Exercise brief:
Take every line that has the string "marker" and copy it out.

Supplied records:
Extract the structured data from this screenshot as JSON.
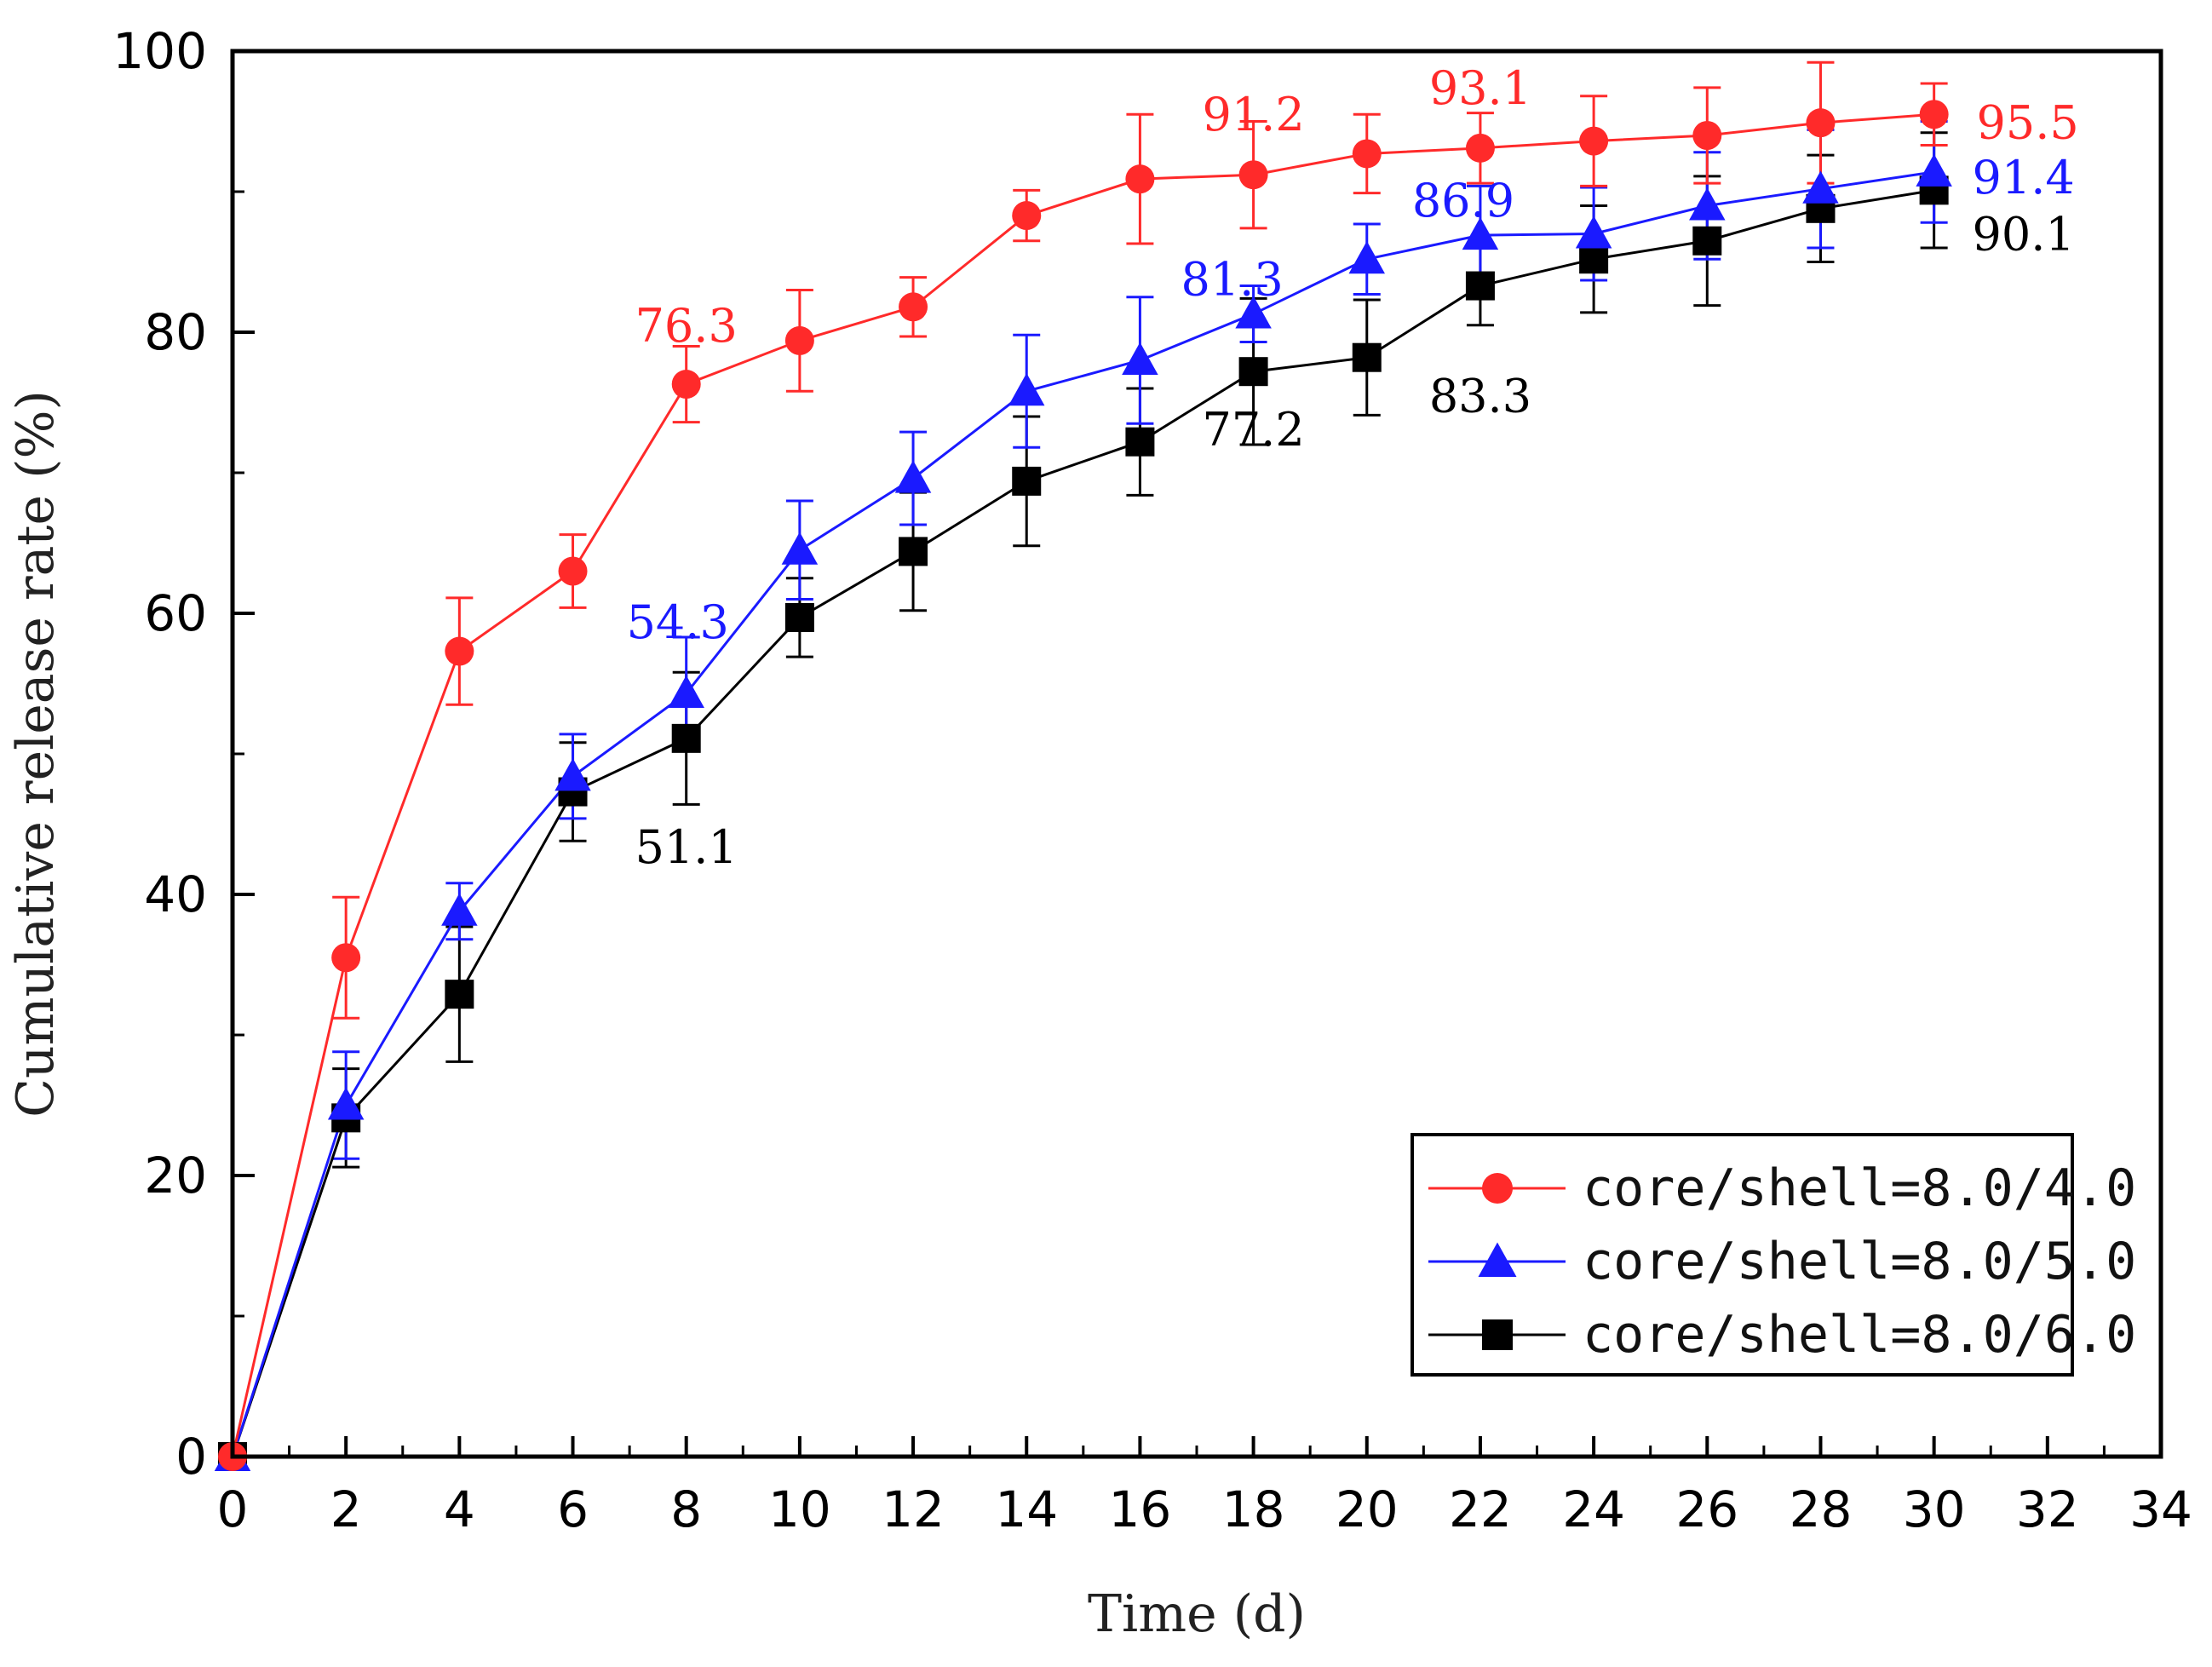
{
  "chart_data": {
    "type": "line",
    "title": "",
    "xlabel": "Time (d)",
    "ylabel": "Cumulative release rate (%)",
    "xlim": [
      0,
      34
    ],
    "ylim": [
      0,
      100
    ],
    "x_ticks": [
      0,
      2,
      4,
      6,
      8,
      10,
      12,
      14,
      16,
      18,
      20,
      22,
      24,
      26,
      28,
      30,
      32,
      34
    ],
    "x_tick_labels": [
      "0",
      "2",
      "4",
      "6",
      "8",
      "10",
      "12",
      "14",
      "16",
      "18",
      "20",
      "22",
      "24",
      "26",
      "28",
      "30",
      "32",
      "34"
    ],
    "y_ticks": [
      0,
      20,
      40,
      60,
      80,
      100
    ],
    "y_tick_labels": [
      "0",
      "20",
      "40",
      "60",
      "80",
      "100"
    ],
    "grid": false,
    "legend_position": "bottom-right",
    "x": [
      0,
      2,
      4,
      6,
      8,
      10,
      12,
      14,
      16,
      18,
      20,
      22,
      24,
      26,
      28,
      30
    ],
    "series": [
      {
        "name": "core/shell=8.0/4.0",
        "color": "#ff2a2a",
        "marker": "circle",
        "values": [
          0,
          35.5,
          57.3,
          63.0,
          76.3,
          79.4,
          81.8,
          88.3,
          90.9,
          91.2,
          92.7,
          93.1,
          93.6,
          94.0,
          94.9,
          95.5
        ],
        "errors": [
          0,
          4.3,
          3.8,
          2.6,
          2.7,
          3.6,
          2.1,
          1.8,
          4.6,
          3.8,
          2.8,
          2.5,
          3.2,
          3.4,
          4.3,
          2.2
        ]
      },
      {
        "name": "core/shell=8.0/5.0",
        "color": "#1a1aff",
        "marker": "triangle",
        "values": [
          0,
          25.0,
          38.8,
          48.4,
          54.3,
          64.5,
          69.6,
          75.8,
          78.0,
          81.3,
          85.2,
          86.9,
          87.0,
          89.0,
          90.2,
          91.4
        ],
        "errors": [
          0,
          3.8,
          2.0,
          3.0,
          4.0,
          3.5,
          3.3,
          4.0,
          4.5,
          2.0,
          2.5,
          3.5,
          3.3,
          3.8,
          4.2,
          3.6
        ]
      },
      {
        "name": "core/shell=8.0/6.0",
        "color": "#000000",
        "marker": "square",
        "values": [
          0,
          24.1,
          32.9,
          47.3,
          51.1,
          59.7,
          64.4,
          69.4,
          72.2,
          77.2,
          78.2,
          83.3,
          85.2,
          86.5,
          88.8,
          90.1
        ],
        "errors": [
          0,
          3.5,
          4.8,
          3.5,
          4.7,
          2.8,
          4.2,
          4.6,
          3.8,
          5.2,
          4.1,
          2.8,
          3.8,
          4.6,
          3.8,
          4.1
        ]
      }
    ],
    "annotations": [
      {
        "text": "76.3",
        "series": 0,
        "x": 8
      },
      {
        "text": "91.2",
        "series": 0,
        "x": 18
      },
      {
        "text": "93.1",
        "series": 0,
        "x": 22
      },
      {
        "text": "95.5",
        "series": 0,
        "x": 30
      },
      {
        "text": "54.3",
        "series": 1,
        "x": 8
      },
      {
        "text": "81.3",
        "series": 1,
        "x": 18
      },
      {
        "text": "86.9",
        "series": 1,
        "x": 22
      },
      {
        "text": "91.4",
        "series": 1,
        "x": 30
      },
      {
        "text": "51.1",
        "series": 2,
        "x": 8
      },
      {
        "text": "77.2",
        "series": 2,
        "x": 18
      },
      {
        "text": "83.3",
        "series": 2,
        "x": 22
      },
      {
        "text": "90.1",
        "series": 2,
        "x": 30
      }
    ]
  }
}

Exercise response:
        "marker": "circle",
        "marker": "triangle",
        "marker": "square",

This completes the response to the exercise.